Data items

- - - -

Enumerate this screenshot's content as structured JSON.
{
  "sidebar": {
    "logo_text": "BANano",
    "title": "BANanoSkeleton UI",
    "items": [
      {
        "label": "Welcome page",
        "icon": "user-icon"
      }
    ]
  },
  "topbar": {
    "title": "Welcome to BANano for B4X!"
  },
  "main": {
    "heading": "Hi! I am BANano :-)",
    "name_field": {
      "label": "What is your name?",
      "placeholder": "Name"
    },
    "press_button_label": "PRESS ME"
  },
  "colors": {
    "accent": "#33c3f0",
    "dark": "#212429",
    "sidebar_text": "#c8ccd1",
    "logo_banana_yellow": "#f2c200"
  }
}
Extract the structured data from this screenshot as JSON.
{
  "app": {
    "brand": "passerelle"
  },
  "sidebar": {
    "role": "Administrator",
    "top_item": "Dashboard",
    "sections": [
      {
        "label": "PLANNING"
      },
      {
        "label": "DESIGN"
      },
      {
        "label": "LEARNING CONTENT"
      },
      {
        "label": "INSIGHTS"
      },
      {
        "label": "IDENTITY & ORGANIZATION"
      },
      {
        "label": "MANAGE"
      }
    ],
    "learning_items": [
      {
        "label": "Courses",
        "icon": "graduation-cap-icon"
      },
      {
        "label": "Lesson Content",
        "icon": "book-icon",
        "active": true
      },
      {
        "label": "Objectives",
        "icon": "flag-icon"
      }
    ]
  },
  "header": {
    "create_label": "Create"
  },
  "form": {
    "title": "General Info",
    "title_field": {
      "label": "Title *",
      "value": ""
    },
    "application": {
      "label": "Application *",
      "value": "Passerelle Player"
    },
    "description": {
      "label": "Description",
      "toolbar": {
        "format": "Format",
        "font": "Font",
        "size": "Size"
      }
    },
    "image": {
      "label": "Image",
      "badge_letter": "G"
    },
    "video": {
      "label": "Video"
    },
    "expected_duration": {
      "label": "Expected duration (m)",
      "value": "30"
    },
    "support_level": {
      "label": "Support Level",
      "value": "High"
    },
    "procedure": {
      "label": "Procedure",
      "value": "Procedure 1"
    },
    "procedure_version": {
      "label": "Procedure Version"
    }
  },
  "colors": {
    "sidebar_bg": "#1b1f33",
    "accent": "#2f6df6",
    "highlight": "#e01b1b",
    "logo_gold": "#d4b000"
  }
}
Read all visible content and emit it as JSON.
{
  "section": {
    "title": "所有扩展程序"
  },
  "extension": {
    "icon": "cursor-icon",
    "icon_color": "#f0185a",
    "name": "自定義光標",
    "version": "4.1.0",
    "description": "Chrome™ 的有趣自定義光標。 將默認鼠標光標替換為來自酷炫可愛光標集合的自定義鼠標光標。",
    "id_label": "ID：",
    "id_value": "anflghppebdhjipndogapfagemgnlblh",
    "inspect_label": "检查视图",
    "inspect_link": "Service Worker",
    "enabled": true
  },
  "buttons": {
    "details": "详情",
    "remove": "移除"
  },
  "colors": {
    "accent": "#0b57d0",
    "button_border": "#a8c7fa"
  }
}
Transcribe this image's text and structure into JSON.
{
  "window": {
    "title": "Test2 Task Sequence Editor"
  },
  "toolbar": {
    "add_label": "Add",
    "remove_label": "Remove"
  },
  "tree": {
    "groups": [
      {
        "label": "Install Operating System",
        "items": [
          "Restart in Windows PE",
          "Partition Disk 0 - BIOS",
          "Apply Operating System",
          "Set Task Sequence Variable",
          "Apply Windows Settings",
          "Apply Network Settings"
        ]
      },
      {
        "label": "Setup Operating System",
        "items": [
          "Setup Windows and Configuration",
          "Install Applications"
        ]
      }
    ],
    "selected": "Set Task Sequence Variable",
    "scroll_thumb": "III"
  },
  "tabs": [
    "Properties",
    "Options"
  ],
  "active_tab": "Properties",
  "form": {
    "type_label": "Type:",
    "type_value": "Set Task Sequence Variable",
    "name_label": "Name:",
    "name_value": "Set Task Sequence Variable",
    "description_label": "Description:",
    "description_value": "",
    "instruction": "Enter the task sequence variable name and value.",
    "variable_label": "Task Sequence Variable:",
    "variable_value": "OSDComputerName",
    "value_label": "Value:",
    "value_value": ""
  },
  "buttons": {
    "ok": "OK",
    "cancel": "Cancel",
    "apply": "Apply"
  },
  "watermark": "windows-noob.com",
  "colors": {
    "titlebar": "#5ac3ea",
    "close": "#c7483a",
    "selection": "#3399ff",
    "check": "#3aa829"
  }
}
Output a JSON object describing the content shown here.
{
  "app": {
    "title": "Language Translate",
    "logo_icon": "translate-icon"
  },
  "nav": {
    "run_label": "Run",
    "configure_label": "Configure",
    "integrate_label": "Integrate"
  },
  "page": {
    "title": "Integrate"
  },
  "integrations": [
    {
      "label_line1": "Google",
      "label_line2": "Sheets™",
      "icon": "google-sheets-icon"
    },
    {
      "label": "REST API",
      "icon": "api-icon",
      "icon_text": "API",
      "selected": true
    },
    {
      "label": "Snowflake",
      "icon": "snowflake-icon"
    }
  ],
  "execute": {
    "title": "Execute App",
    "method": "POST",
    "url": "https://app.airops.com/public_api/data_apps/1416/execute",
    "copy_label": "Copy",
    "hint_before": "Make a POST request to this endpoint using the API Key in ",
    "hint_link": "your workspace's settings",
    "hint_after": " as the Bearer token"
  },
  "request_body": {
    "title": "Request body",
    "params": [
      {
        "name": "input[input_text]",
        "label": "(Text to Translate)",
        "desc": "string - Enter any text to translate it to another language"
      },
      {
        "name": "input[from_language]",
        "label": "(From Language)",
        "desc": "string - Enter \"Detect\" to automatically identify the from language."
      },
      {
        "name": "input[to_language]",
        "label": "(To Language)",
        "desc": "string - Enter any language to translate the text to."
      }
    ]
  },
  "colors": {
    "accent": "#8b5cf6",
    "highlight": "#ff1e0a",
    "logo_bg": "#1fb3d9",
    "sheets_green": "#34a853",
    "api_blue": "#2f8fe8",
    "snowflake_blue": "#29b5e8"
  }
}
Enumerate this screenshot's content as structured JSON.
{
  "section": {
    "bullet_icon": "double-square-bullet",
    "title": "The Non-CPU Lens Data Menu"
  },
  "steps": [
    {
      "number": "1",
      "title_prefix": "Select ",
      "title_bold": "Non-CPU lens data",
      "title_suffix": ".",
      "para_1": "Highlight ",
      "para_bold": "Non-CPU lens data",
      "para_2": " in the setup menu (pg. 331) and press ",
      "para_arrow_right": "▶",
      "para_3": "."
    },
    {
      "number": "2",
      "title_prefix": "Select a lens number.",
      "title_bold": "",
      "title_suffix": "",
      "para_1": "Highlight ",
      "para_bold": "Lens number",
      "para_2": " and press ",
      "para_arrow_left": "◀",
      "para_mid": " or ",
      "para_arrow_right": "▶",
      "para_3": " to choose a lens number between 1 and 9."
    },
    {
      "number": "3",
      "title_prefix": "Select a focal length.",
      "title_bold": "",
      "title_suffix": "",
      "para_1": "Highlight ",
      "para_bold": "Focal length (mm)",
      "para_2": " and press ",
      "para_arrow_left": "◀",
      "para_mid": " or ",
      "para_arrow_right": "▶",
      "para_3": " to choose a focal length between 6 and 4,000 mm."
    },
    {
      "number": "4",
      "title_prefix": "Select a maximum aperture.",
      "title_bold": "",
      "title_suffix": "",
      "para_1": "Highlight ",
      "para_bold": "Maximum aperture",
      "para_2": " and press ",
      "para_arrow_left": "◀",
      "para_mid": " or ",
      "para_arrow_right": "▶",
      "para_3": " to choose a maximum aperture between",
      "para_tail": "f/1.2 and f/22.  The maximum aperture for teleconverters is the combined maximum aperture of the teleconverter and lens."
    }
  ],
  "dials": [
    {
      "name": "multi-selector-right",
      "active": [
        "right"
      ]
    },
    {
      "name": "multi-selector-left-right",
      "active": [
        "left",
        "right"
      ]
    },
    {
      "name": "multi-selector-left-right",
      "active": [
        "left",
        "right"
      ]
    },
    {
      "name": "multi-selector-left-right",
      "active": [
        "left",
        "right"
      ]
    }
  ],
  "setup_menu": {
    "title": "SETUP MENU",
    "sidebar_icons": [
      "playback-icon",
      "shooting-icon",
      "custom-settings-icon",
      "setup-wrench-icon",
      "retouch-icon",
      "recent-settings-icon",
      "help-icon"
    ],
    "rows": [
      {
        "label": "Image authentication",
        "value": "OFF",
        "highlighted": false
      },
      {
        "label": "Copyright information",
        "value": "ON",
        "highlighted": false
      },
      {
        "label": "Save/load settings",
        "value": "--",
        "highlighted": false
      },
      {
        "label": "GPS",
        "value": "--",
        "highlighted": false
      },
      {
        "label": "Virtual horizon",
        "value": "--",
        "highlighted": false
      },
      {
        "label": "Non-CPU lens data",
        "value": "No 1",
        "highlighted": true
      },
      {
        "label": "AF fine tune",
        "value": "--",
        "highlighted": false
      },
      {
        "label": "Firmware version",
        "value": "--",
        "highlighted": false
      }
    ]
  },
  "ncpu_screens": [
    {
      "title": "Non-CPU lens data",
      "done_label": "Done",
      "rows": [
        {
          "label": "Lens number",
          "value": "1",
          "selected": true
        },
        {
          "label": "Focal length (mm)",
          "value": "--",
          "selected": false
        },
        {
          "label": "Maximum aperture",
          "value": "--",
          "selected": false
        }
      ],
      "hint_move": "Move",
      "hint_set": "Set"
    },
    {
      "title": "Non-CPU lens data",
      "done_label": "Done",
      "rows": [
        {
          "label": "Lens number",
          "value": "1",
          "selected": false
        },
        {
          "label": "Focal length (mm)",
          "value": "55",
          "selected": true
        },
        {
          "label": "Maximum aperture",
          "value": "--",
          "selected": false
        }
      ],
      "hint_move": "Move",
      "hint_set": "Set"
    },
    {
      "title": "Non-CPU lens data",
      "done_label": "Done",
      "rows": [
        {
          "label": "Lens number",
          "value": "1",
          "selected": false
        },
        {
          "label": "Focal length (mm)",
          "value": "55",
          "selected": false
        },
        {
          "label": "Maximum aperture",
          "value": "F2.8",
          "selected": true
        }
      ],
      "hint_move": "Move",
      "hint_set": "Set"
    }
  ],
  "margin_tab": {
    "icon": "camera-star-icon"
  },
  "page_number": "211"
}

- - - -

Check each line above for the string "Welcome", then copy the ones that have it.

Answer for the task ->
        "label": "Welcome page",
    "title": "Welcome to BANano for B4X!"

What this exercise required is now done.